---------- Data supplied ----------
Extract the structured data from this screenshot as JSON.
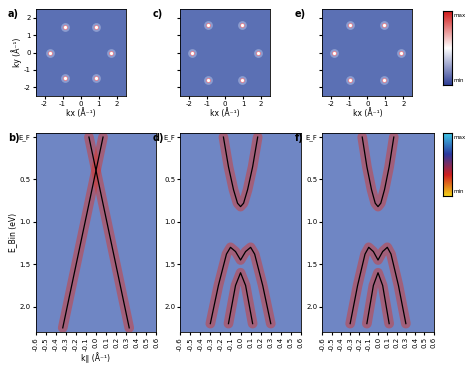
{
  "chart_data": [
    {
      "type": "scatter",
      "title": "a)",
      "xlabel": "kx (Å⁻¹)",
      "ylabel": "ky (Å⁻¹)",
      "xlim": [
        -2.5,
        2.5
      ],
      "ylim": [
        -2.5,
        2.5
      ],
      "xticks": [
        -2,
        -1,
        0,
        1,
        2
      ],
      "yticks": [
        -2,
        -1,
        0,
        1,
        2
      ],
      "tick_labels": true,
      "x": [
        1.7,
        0.85,
        -0.85,
        -1.7,
        -0.85,
        0.85
      ],
      "values": [
        0,
        1.47,
        1.47,
        0,
        -1.47,
        -1.47
      ],
      "color": "#ffffff"
    },
    {
      "type": "scatter",
      "title": "c)",
      "xlabel": "kx (Å⁻¹)",
      "xlim": [
        -2.5,
        2.5
      ],
      "ylim": [
        -2.5,
        2.5
      ],
      "xticks": [
        -2,
        -1,
        0,
        1,
        2
      ],
      "yticks": [
        -2,
        -1,
        0,
        1,
        2
      ],
      "tick_labels": "x",
      "x": [
        1.85,
        0.95,
        -0.95,
        -1.85,
        -0.95,
        0.95
      ],
      "values": [
        0,
        1.6,
        1.6,
        0,
        -1.6,
        -1.6
      ],
      "color": "#ffffff"
    },
    {
      "type": "scatter",
      "title": "e)",
      "xlabel": "kx (Å⁻¹)",
      "xlim": [
        -2.5,
        2.5
      ],
      "ylim": [
        -2.5,
        2.5
      ],
      "xticks": [
        -2,
        -1,
        0,
        1,
        2
      ],
      "yticks": [
        -2,
        -1,
        0,
        1,
        2
      ],
      "tick_labels": "x",
      "x": [
        1.85,
        0.95,
        -0.95,
        -1.85,
        -0.95,
        0.95
      ],
      "values": [
        0,
        1.6,
        1.6,
        0,
        -1.6,
        -1.6
      ],
      "color": "#ffffff"
    },
    {
      "type": "line",
      "title": "b)",
      "xlabel": "k∥ (Å⁻¹)",
      "ylabel": "E_Bin (eV)",
      "xlim": [
        -0.6,
        0.6
      ],
      "ylim": [
        2.3,
        -0.05
      ],
      "xticks": [
        -0.6,
        -0.5,
        -0.4,
        -0.3,
        -0.2,
        -0.1,
        0.0,
        0.1,
        0.2,
        0.3,
        0.4,
        0.5,
        0.6
      ],
      "yticks": [
        {
          "value": 0,
          "label": "E_F"
        },
        0.5,
        1.0,
        1.5,
        2.0
      ],
      "tick_labels": true,
      "series": [
        {
          "x": [
            -0.07,
            0.33
          ],
          "values": [
            0.0,
            2.25
          ],
          "color": "#000000"
        },
        {
          "x": [
            0.07,
            -0.33
          ],
          "values": [
            0.0,
            2.25
          ],
          "color": "#000000"
        }
      ]
    },
    {
      "type": "line",
      "title": "d)",
      "xlim": [
        -0.6,
        0.6
      ],
      "ylim": [
        2.3,
        -0.05
      ],
      "xticks": [
        -0.6,
        -0.5,
        -0.4,
        -0.3,
        -0.2,
        -0.1,
        0.0,
        0.1,
        0.2,
        0.3,
        0.4,
        0.5,
        0.6
      ],
      "yticks": [
        {
          "value": 0,
          "label": "E_F"
        },
        0.5,
        1.0,
        1.5,
        2.0
      ],
      "tick_labels": true,
      "series": [
        {
          "x": [
            -0.17,
            -0.12,
            -0.07,
            -0.03,
            0,
            0.03,
            0.07,
            0.12,
            0.17
          ],
          "values": [
            0.0,
            0.35,
            0.62,
            0.78,
            0.82,
            0.78,
            0.62,
            0.35,
            0.0
          ],
          "color": "#000000"
        },
        {
          "x": [
            -0.3,
            -0.22,
            -0.14,
            -0.1,
            -0.05,
            0,
            0.05,
            0.1,
            0.14,
            0.22,
            0.3
          ],
          "values": [
            2.2,
            1.75,
            1.38,
            1.3,
            1.35,
            1.45,
            1.35,
            1.3,
            1.38,
            1.75,
            2.2
          ],
          "color": "#000000"
        },
        {
          "x": [
            -0.12,
            -0.05,
            0,
            0.05,
            0.12
          ],
          "values": [
            2.2,
            1.75,
            1.6,
            1.75,
            2.2
          ],
          "color": "#000000"
        }
      ]
    },
    {
      "type": "line",
      "title": "f)",
      "xlim": [
        -0.6,
        0.6
      ],
      "ylim": [
        2.3,
        -0.05
      ],
      "xticks": [
        -0.6,
        -0.5,
        -0.4,
        -0.3,
        -0.2,
        -0.1,
        0.0,
        0.1,
        0.2,
        0.3,
        0.4,
        0.5,
        0.6
      ],
      "yticks": [
        {
          "value": 0,
          "label": "E_F"
        },
        0.5,
        1.0,
        1.5,
        2.0
      ],
      "tick_labels": true,
      "series": [
        {
          "x": [
            -0.17,
            -0.12,
            -0.07,
            -0.03,
            0,
            0.03,
            0.07,
            0.12,
            0.17
          ],
          "values": [
            0.0,
            0.35,
            0.62,
            0.78,
            0.82,
            0.78,
            0.62,
            0.35,
            0.0
          ],
          "color": "#000000"
        },
        {
          "x": [
            -0.3,
            -0.22,
            -0.14,
            -0.1,
            -0.05,
            0,
            0.05,
            0.1,
            0.14,
            0.22,
            0.3
          ],
          "values": [
            2.2,
            1.75,
            1.38,
            1.3,
            1.35,
            1.45,
            1.35,
            1.3,
            1.38,
            1.75,
            2.2
          ],
          "color": "#000000"
        },
        {
          "x": [
            -0.12,
            -0.05,
            0,
            0.05,
            0.12
          ],
          "values": [
            2.2,
            1.75,
            1.6,
            1.75,
            2.2
          ],
          "color": "#000000"
        }
      ]
    }
  ],
  "colorbars": [
    {
      "labels": [
        "max",
        "min"
      ],
      "colors": [
        "#2f3f96",
        "#ffffff",
        "#d01818"
      ]
    },
    {
      "labels": [
        "max",
        "min"
      ],
      "colors": [
        "#f2d21a",
        "#d02020",
        "#2a3aa0",
        "#40c8e8"
      ]
    }
  ]
}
----------
Given task: Repeat every record above exactly, but leave out any pictures.

Reply:
Extract the structured data from this screenshot as JSON.
{
  "chart_data": [
    {
      "type": "scatter",
      "title": "a)",
      "xlabel": "kx (Å⁻¹)",
      "ylabel": "ky (Å⁻¹)",
      "xlim": [
        -2.5,
        2.5
      ],
      "ylim": [
        -2.5,
        2.5
      ],
      "xticks": [
        -2,
        -1,
        0,
        1,
        2
      ],
      "yticks": [
        -2,
        -1,
        0,
        1,
        2
      ],
      "tick_labels": true,
      "x": [
        1.7,
        0.85,
        -0.85,
        -1.7,
        -0.85,
        0.85
      ],
      "values": [
        0,
        1.47,
        1.47,
        0,
        -1.47,
        -1.47
      ],
      "color": "#ffffff"
    },
    {
      "type": "scatter",
      "title": "c)",
      "xlabel": "kx (Å⁻¹)",
      "xlim": [
        -2.5,
        2.5
      ],
      "ylim": [
        -2.5,
        2.5
      ],
      "xticks": [
        -2,
        -1,
        0,
        1,
        2
      ],
      "yticks": [
        -2,
        -1,
        0,
        1,
        2
      ],
      "tick_labels": "x",
      "x": [
        1.85,
        0.95,
        -0.95,
        -1.85,
        -0.95,
        0.95
      ],
      "values": [
        0,
        1.6,
        1.6,
        0,
        -1.6,
        -1.6
      ],
      "color": "#ffffff"
    },
    {
      "type": "scatter",
      "title": "e)",
      "xlabel": "kx (Å⁻¹)",
      "xlim": [
        -2.5,
        2.5
      ],
      "ylim": [
        -2.5,
        2.5
      ],
      "xticks": [
        -2,
        -1,
        0,
        1,
        2
      ],
      "yticks": [
        -2,
        -1,
        0,
        1,
        2
      ],
      "tick_labels": "x",
      "x": [
        1.85,
        0.95,
        -0.95,
        -1.85,
        -0.95,
        0.95
      ],
      "values": [
        0,
        1.6,
        1.6,
        0,
        -1.6,
        -1.6
      ],
      "color": "#ffffff"
    },
    {
      "type": "line",
      "title": "b)",
      "xlabel": "k∥ (Å⁻¹)",
      "ylabel": "E_Bin (eV)",
      "xlim": [
        -0.6,
        0.6
      ],
      "ylim": [
        2.3,
        -0.05
      ],
      "xticks": [
        -0.6,
        -0.5,
        -0.4,
        -0.3,
        -0.2,
        -0.1,
        0.0,
        0.1,
        0.2,
        0.3,
        0.4,
        0.5,
        0.6
      ],
      "yticks": [
        {
          "value": 0,
          "label": "E_F"
        },
        0.5,
        1.0,
        1.5,
        2.0
      ],
      "tick_labels": true,
      "series": [
        {
          "x": [
            -0.07,
            0.33
          ],
          "values": [
            0.0,
            2.25
          ],
          "color": "#000000"
        },
        {
          "x": [
            0.07,
            -0.33
          ],
          "values": [
            0.0,
            2.25
          ],
          "color": "#000000"
        }
      ]
    },
    {
      "type": "line",
      "title": "d)",
      "xlim": [
        -0.6,
        0.6
      ],
      "ylim": [
        2.3,
        -0.05
      ],
      "xticks": [
        -0.6,
        -0.5,
        -0.4,
        -0.3,
        -0.2,
        -0.1,
        0.0,
        0.1,
        0.2,
        0.3,
        0.4,
        0.5,
        0.6
      ],
      "yticks": [
        {
          "value": 0,
          "label": "E_F"
        },
        0.5,
        1.0,
        1.5,
        2.0
      ],
      "tick_labels": true,
      "series": [
        {
          "x": [
            -0.17,
            -0.12,
            -0.07,
            -0.03,
            0,
            0.03,
            0.07,
            0.12,
            0.17
          ],
          "values": [
            0.0,
            0.35,
            0.62,
            0.78,
            0.82,
            0.78,
            0.62,
            0.35,
            0.0
          ],
          "color": "#000000"
        },
        {
          "x": [
            -0.3,
            -0.22,
            -0.14,
            -0.1,
            -0.05,
            0,
            0.05,
            0.1,
            0.14,
            0.22,
            0.3
          ],
          "values": [
            2.2,
            1.75,
            1.38,
            1.3,
            1.35,
            1.45,
            1.35,
            1.3,
            1.38,
            1.75,
            2.2
          ],
          "color": "#000000"
        },
        {
          "x": [
            -0.12,
            -0.05,
            0,
            0.05,
            0.12
          ],
          "values": [
            2.2,
            1.75,
            1.6,
            1.75,
            2.2
          ],
          "color": "#000000"
        }
      ]
    },
    {
      "type": "line",
      "title": "f)",
      "xlim": [
        -0.6,
        0.6
      ],
      "ylim": [
        2.3,
        -0.05
      ],
      "xticks": [
        -0.6,
        -0.5,
        -0.4,
        -0.3,
        -0.2,
        -0.1,
        0.0,
        0.1,
        0.2,
        0.3,
        0.4,
        0.5,
        0.6
      ],
      "yticks": [
        {
          "value": 0,
          "label": "E_F"
        },
        0.5,
        1.0,
        1.5,
        2.0
      ],
      "tick_labels": true,
      "series": [
        {
          "x": [
            -0.17,
            -0.12,
            -0.07,
            -0.03,
            0,
            0.03,
            0.07,
            0.12,
            0.17
          ],
          "values": [
            0.0,
            0.35,
            0.62,
            0.78,
            0.82,
            0.78,
            0.62,
            0.35,
            0.0
          ],
          "color": "#000000"
        },
        {
          "x": [
            -0.3,
            -0.22,
            -0.14,
            -0.1,
            -0.05,
            0,
            0.05,
            0.1,
            0.14,
            0.22,
            0.3
          ],
          "values": [
            2.2,
            1.75,
            1.38,
            1.3,
            1.35,
            1.45,
            1.35,
            1.3,
            1.38,
            1.75,
            2.2
          ],
          "color": "#000000"
        },
        {
          "x": [
            -0.12,
            -0.05,
            0,
            0.05,
            0.12
          ],
          "values": [
            2.2,
            1.75,
            1.6,
            1.75,
            2.2
          ],
          "color": "#000000"
        }
      ]
    }
  ],
  "colorbars": [
    {
      "labels": [
        "max",
        "min"
      ],
      "colors": [
        "#2f3f96",
        "#ffffff",
        "#d01818"
      ]
    },
    {
      "labels": [
        "max",
        "min"
      ],
      "colors": [
        "#f2d21a",
        "#d02020",
        "#2a3aa0",
        "#40c8e8"
      ]
    }
  ]
}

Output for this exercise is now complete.